### Aim of the exercise:
Below is a listing; copy all of it exactly.

* BEGIN Data section *

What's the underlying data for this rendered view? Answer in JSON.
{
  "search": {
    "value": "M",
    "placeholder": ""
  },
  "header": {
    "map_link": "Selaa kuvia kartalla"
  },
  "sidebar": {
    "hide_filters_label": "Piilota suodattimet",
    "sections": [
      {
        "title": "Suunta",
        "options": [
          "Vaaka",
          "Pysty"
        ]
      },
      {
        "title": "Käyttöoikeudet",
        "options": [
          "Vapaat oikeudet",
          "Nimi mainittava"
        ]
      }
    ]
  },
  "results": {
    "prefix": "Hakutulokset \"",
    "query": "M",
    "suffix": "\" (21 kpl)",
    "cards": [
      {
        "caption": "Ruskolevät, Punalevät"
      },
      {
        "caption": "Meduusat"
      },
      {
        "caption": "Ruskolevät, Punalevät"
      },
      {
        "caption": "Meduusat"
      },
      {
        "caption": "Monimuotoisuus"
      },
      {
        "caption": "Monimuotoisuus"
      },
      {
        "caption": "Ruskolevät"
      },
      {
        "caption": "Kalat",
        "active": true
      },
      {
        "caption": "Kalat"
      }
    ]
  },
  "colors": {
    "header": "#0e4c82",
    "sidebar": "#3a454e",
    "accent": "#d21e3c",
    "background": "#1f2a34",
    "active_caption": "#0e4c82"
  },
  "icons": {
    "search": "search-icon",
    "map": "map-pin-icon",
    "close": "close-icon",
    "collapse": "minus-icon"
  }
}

* END Data section *

### Completed exercise:
What's the underlying data for this rendered view? Answer in JSON.
{
  "search": {
    "value": "M",
    "placeholder": ""
  },
  "header": {
    "map_link": "Selaa kuvia kartalla"
  },
  "sidebar": {
    "hide_filters_label": "Piilota suodattimet",
    "sections": [
      {
        "title": "Suunta",
        "options": [
          "Vaaka",
          "Pysty"
        ]
      },
      {
        "title": "Käyttöoikeudet",
        "options": [
          "Vapaat oikeudet",
          "Nimi mainittava"
        ]
      }
    ]
  },
  "results": {
    "prefix": "Hakutulokset \"",
    "query": "M",
    "suffix": "\" (21 kpl)",
    "cards": [
      {
        "caption": "Ruskolevät, Punalevät"
      },
      {
        "caption": "Meduusat"
      },
      {
        "caption": "Ruskolevät, Punalevät"
      },
      {
        "caption": "Meduusat"
      },
      {
        "caption": "Monimuotoisuus"
      },
      {
        "caption": "Monimuotoisuus"
      },
      {
        "caption": "Ruskolevät"
      },
      {
        "caption": "Kalat",
        "active": true
      },
      {
        "caption": "Kalat"
      }
    ]
  },
  "colors": {
    "header": "#0e4c82",
    "sidebar": "#3a454e",
    "accent": "#d21e3c",
    "background": "#1f2a34",
    "active_caption": "#0e4c82"
  },
  "icons": {
    "search": "search-icon",
    "map": "map-pin-icon",
    "close": "close-icon",
    "collapse": "minus-icon"
  }
}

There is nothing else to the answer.